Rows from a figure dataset

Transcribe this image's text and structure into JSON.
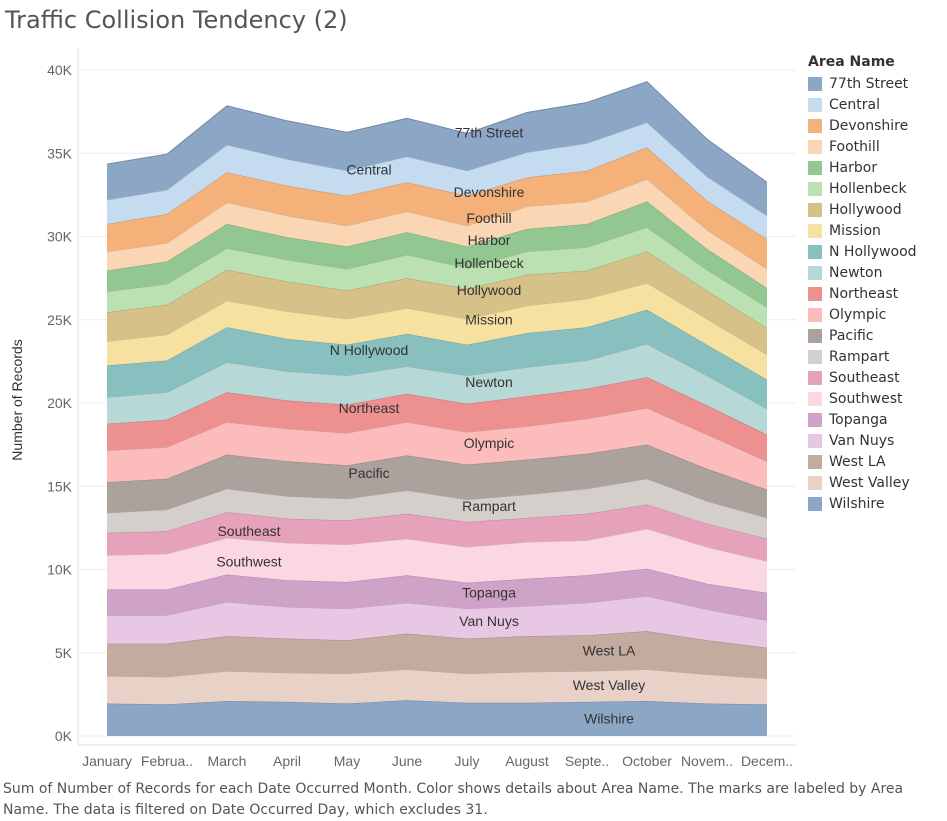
{
  "title": "Traffic Collision Tendency (2)",
  "caption": "Sum of Number of Records for each Date Occurred Month.  Color shows details about Area Name.  The marks are labeled by Area Name. The data is filtered on Date Occurred Day, which excludes 31.",
  "legend": {
    "title": "Area Name",
    "position": "right"
  },
  "chart_data": {
    "type": "area",
    "stacked": true,
    "ylabel": "Number of Records",
    "xlabel": "",
    "ylim": [
      0,
      42000
    ],
    "grid": true,
    "yticks": [
      0,
      5000,
      10000,
      15000,
      20000,
      25000,
      30000,
      35000,
      40000
    ],
    "ytick_labels": [
      "0K",
      "5K",
      "10K",
      "15K",
      "20K",
      "25K",
      "30K",
      "35K",
      "40K"
    ],
    "categories": [
      "January",
      "Februa..",
      "March",
      "April",
      "May",
      "June",
      "July",
      "August",
      "Septe..",
      "October",
      "Novem..",
      "Decem.."
    ],
    "series": [
      {
        "name": "Wilshire",
        "color": "#8ca6c6",
        "label_at": 9,
        "values": [
          1950,
          1900,
          2100,
          2050,
          1950,
          2150,
          2000,
          2000,
          2050,
          2100,
          1950,
          1900
        ]
      },
      {
        "name": "West Valley",
        "color": "#e8d1c7",
        "label_at": 9,
        "values": [
          1650,
          1650,
          1800,
          1750,
          1800,
          1850,
          1750,
          1850,
          1850,
          1900,
          1750,
          1550
        ]
      },
      {
        "name": "West LA",
        "color": "#c4aba0",
        "label_at": 9,
        "values": [
          1950,
          2000,
          2100,
          2050,
          2000,
          2150,
          2100,
          2150,
          2150,
          2300,
          2050,
          1850
        ]
      },
      {
        "name": "Van Nuys",
        "color": "#e8c7e4",
        "label_at": 7,
        "values": [
          1700,
          1700,
          2050,
          1900,
          1900,
          1850,
          1800,
          1800,
          1950,
          2100,
          1850,
          1650
        ]
      },
      {
        "name": "Topanga",
        "color": "#cfa3c8",
        "label_at": 7,
        "values": [
          1550,
          1550,
          1650,
          1600,
          1600,
          1650,
          1550,
          1650,
          1650,
          1650,
          1550,
          1650
        ]
      },
      {
        "name": "Southwest",
        "color": "#fbd7e4",
        "label_at": 3,
        "values": [
          2050,
          2150,
          2200,
          2250,
          2250,
          2200,
          2150,
          2200,
          2100,
          2400,
          2200,
          1900
        ]
      },
      {
        "name": "Southeast",
        "color": "#e7a2bb",
        "label_at": 3,
        "values": [
          1350,
          1350,
          1550,
          1450,
          1450,
          1500,
          1500,
          1450,
          1600,
          1450,
          1400,
          1350
        ]
      },
      {
        "name": "Rampart",
        "color": "#d5cfcc",
        "label_at": 7,
        "values": [
          1200,
          1300,
          1400,
          1350,
          1300,
          1400,
          1350,
          1400,
          1500,
          1550,
          1350,
          1250
        ]
      },
      {
        "name": "Pacific",
        "color": "#aba29d",
        "label_at": 5,
        "values": [
          1850,
          1850,
          2050,
          2100,
          2000,
          2100,
          2100,
          2100,
          2100,
          2050,
          1950,
          1700
        ]
      },
      {
        "name": "Olympic",
        "color": "#fdbcbc",
        "label_at": 7,
        "values": [
          1900,
          1900,
          1950,
          1950,
          1950,
          2000,
          1950,
          2000,
          2100,
          2200,
          2050,
          1700
        ]
      },
      {
        "name": "Northeast",
        "color": "#ed9190",
        "label_at": 5,
        "values": [
          1600,
          1650,
          1800,
          1700,
          1700,
          1700,
          1700,
          1800,
          1800,
          1850,
          1750,
          1600
        ]
      },
      {
        "name": "Newton",
        "color": "#b6d8d6",
        "label_at": 7,
        "values": [
          1600,
          1650,
          1800,
          1750,
          1750,
          1650,
          1700,
          1750,
          1700,
          2000,
          1800,
          1550
        ]
      },
      {
        "name": "N Hollywood",
        "color": "#88c0c0",
        "label_at": 5,
        "values": [
          1900,
          1900,
          2100,
          1950,
          1850,
          1950,
          1850,
          2050,
          2000,
          2050,
          1850,
          1750
        ]
      },
      {
        "name": "Mission",
        "color": "#f7e1a1",
        "label_at": 7,
        "values": [
          1450,
          1550,
          1600,
          1650,
          1550,
          1550,
          1550,
          1650,
          1700,
          1600,
          1550,
          1500
        ]
      },
      {
        "name": "Hollywood",
        "color": "#d6c189",
        "label_at": 7,
        "values": [
          1750,
          1800,
          1850,
          1800,
          1700,
          1800,
          1800,
          1850,
          1700,
          1900,
          1700,
          1600
        ]
      },
      {
        "name": "Hollenbeck",
        "color": "#bbe0b1",
        "label_at": 7,
        "values": [
          1250,
          1250,
          1300,
          1300,
          1300,
          1400,
          1250,
          1400,
          1400,
          1450,
          1250,
          1250
        ]
      },
      {
        "name": "Harbor",
        "color": "#93c791",
        "label_at": 7,
        "values": [
          1250,
          1350,
          1450,
          1350,
          1350,
          1350,
          1300,
          1350,
          1400,
          1550,
          1250,
          1150
        ]
      },
      {
        "name": "Foothill",
        "color": "#fbd6b4",
        "label_at": 7,
        "values": [
          1150,
          1100,
          1300,
          1300,
          1250,
          1250,
          1250,
          1350,
          1350,
          1350,
          1150,
          1150
        ]
      },
      {
        "name": "Devonshire",
        "color": "#f4b27a",
        "label_at": 7,
        "values": [
          1650,
          1750,
          1800,
          1800,
          1800,
          1750,
          1800,
          1750,
          1850,
          1900,
          1750,
          1800
        ]
      },
      {
        "name": "Central",
        "color": "#c5dcf0",
        "label_at": 5,
        "values": [
          1450,
          1450,
          1650,
          1600,
          1500,
          1550,
          1500,
          1500,
          1650,
          1500,
          1450,
          1400
        ]
      },
      {
        "name": "77th Street",
        "color": "#8ca6c6",
        "label_at": 7,
        "values": [
          2150,
          2150,
          2350,
          2300,
          2300,
          2300,
          2250,
          2400,
          2450,
          2450,
          2250,
          2000
        ]
      }
    ]
  }
}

# AIM OF THE EXERCISE
Repeat each entry exactly. Pictures do not belong in the copy.

# SOLUTION
Transcribe this image's text and structure into JSON.
{
  "title": "Traffic Collision Tendency (2)",
  "caption": "Sum of Number of Records for each Date Occurred Month.  Color shows details about Area Name.  The marks are labeled by Area Name. The data is filtered on Date Occurred Day, which excludes 31.",
  "legend": {
    "title": "Area Name",
    "position": "right"
  },
  "chart_data": {
    "type": "area",
    "stacked": true,
    "ylabel": "Number of Records",
    "xlabel": "",
    "ylim": [
      0,
      42000
    ],
    "grid": true,
    "yticks": [
      0,
      5000,
      10000,
      15000,
      20000,
      25000,
      30000,
      35000,
      40000
    ],
    "ytick_labels": [
      "0K",
      "5K",
      "10K",
      "15K",
      "20K",
      "25K",
      "30K",
      "35K",
      "40K"
    ],
    "categories": [
      "January",
      "Februa..",
      "March",
      "April",
      "May",
      "June",
      "July",
      "August",
      "Septe..",
      "October",
      "Novem..",
      "Decem.."
    ],
    "series": [
      {
        "name": "Wilshire",
        "color": "#8ca6c6",
        "label_at": 9,
        "values": [
          1950,
          1900,
          2100,
          2050,
          1950,
          2150,
          2000,
          2000,
          2050,
          2100,
          1950,
          1900
        ]
      },
      {
        "name": "West Valley",
        "color": "#e8d1c7",
        "label_at": 9,
        "values": [
          1650,
          1650,
          1800,
          1750,
          1800,
          1850,
          1750,
          1850,
          1850,
          1900,
          1750,
          1550
        ]
      },
      {
        "name": "West LA",
        "color": "#c4aba0",
        "label_at": 9,
        "values": [
          1950,
          2000,
          2100,
          2050,
          2000,
          2150,
          2100,
          2150,
          2150,
          2300,
          2050,
          1850
        ]
      },
      {
        "name": "Van Nuys",
        "color": "#e8c7e4",
        "label_at": 7,
        "values": [
          1700,
          1700,
          2050,
          1900,
          1900,
          1850,
          1800,
          1800,
          1950,
          2100,
          1850,
          1650
        ]
      },
      {
        "name": "Topanga",
        "color": "#cfa3c8",
        "label_at": 7,
        "values": [
          1550,
          1550,
          1650,
          1600,
          1600,
          1650,
          1550,
          1650,
          1650,
          1650,
          1550,
          1650
        ]
      },
      {
        "name": "Southwest",
        "color": "#fbd7e4",
        "label_at": 3,
        "values": [
          2050,
          2150,
          2200,
          2250,
          2250,
          2200,
          2150,
          2200,
          2100,
          2400,
          2200,
          1900
        ]
      },
      {
        "name": "Southeast",
        "color": "#e7a2bb",
        "label_at": 3,
        "values": [
          1350,
          1350,
          1550,
          1450,
          1450,
          1500,
          1500,
          1450,
          1600,
          1450,
          1400,
          1350
        ]
      },
      {
        "name": "Rampart",
        "color": "#d5cfcc",
        "label_at": 7,
        "values": [
          1200,
          1300,
          1400,
          1350,
          1300,
          1400,
          1350,
          1400,
          1500,
          1550,
          1350,
          1250
        ]
      },
      {
        "name": "Pacific",
        "color": "#aba29d",
        "label_at": 5,
        "values": [
          1850,
          1850,
          2050,
          2100,
          2000,
          2100,
          2100,
          2100,
          2100,
          2050,
          1950,
          1700
        ]
      },
      {
        "name": "Olympic",
        "color": "#fdbcbc",
        "label_at": 7,
        "values": [
          1900,
          1900,
          1950,
          1950,
          1950,
          2000,
          1950,
          2000,
          2100,
          2200,
          2050,
          1700
        ]
      },
      {
        "name": "Northeast",
        "color": "#ed9190",
        "label_at": 5,
        "values": [
          1600,
          1650,
          1800,
          1700,
          1700,
          1700,
          1700,
          1800,
          1800,
          1850,
          1750,
          1600
        ]
      },
      {
        "name": "Newton",
        "color": "#b6d8d6",
        "label_at": 7,
        "values": [
          1600,
          1650,
          1800,
          1750,
          1750,
          1650,
          1700,
          1750,
          1700,
          2000,
          1800,
          1550
        ]
      },
      {
        "name": "N Hollywood",
        "color": "#88c0c0",
        "label_at": 5,
        "values": [
          1900,
          1900,
          2100,
          1950,
          1850,
          1950,
          1850,
          2050,
          2000,
          2050,
          1850,
          1750
        ]
      },
      {
        "name": "Mission",
        "color": "#f7e1a1",
        "label_at": 7,
        "values": [
          1450,
          1550,
          1600,
          1650,
          1550,
          1550,
          1550,
          1650,
          1700,
          1600,
          1550,
          1500
        ]
      },
      {
        "name": "Hollywood",
        "color": "#d6c189",
        "label_at": 7,
        "values": [
          1750,
          1800,
          1850,
          1800,
          1700,
          1800,
          1800,
          1850,
          1700,
          1900,
          1700,
          1600
        ]
      },
      {
        "name": "Hollenbeck",
        "color": "#bbe0b1",
        "label_at": 7,
        "values": [
          1250,
          1250,
          1300,
          1300,
          1300,
          1400,
          1250,
          1400,
          1400,
          1450,
          1250,
          1250
        ]
      },
      {
        "name": "Harbor",
        "color": "#93c791",
        "label_at": 7,
        "values": [
          1250,
          1350,
          1450,
          1350,
          1350,
          1350,
          1300,
          1350,
          1400,
          1550,
          1250,
          1150
        ]
      },
      {
        "name": "Foothill",
        "color": "#fbd6b4",
        "label_at": 7,
        "values": [
          1150,
          1100,
          1300,
          1300,
          1250,
          1250,
          1250,
          1350,
          1350,
          1350,
          1150,
          1150
        ]
      },
      {
        "name": "Devonshire",
        "color": "#f4b27a",
        "label_at": 7,
        "values": [
          1650,
          1750,
          1800,
          1800,
          1800,
          1750,
          1800,
          1750,
          1850,
          1900,
          1750,
          1800
        ]
      },
      {
        "name": "Central",
        "color": "#c5dcf0",
        "label_at": 5,
        "values": [
          1450,
          1450,
          1650,
          1600,
          1500,
          1550,
          1500,
          1500,
          1650,
          1500,
          1450,
          1400
        ]
      },
      {
        "name": "77th Street",
        "color": "#8ca6c6",
        "label_at": 7,
        "values": [
          2150,
          2150,
          2350,
          2300,
          2300,
          2300,
          2250,
          2400,
          2450,
          2450,
          2250,
          2000
        ]
      }
    ]
  }
}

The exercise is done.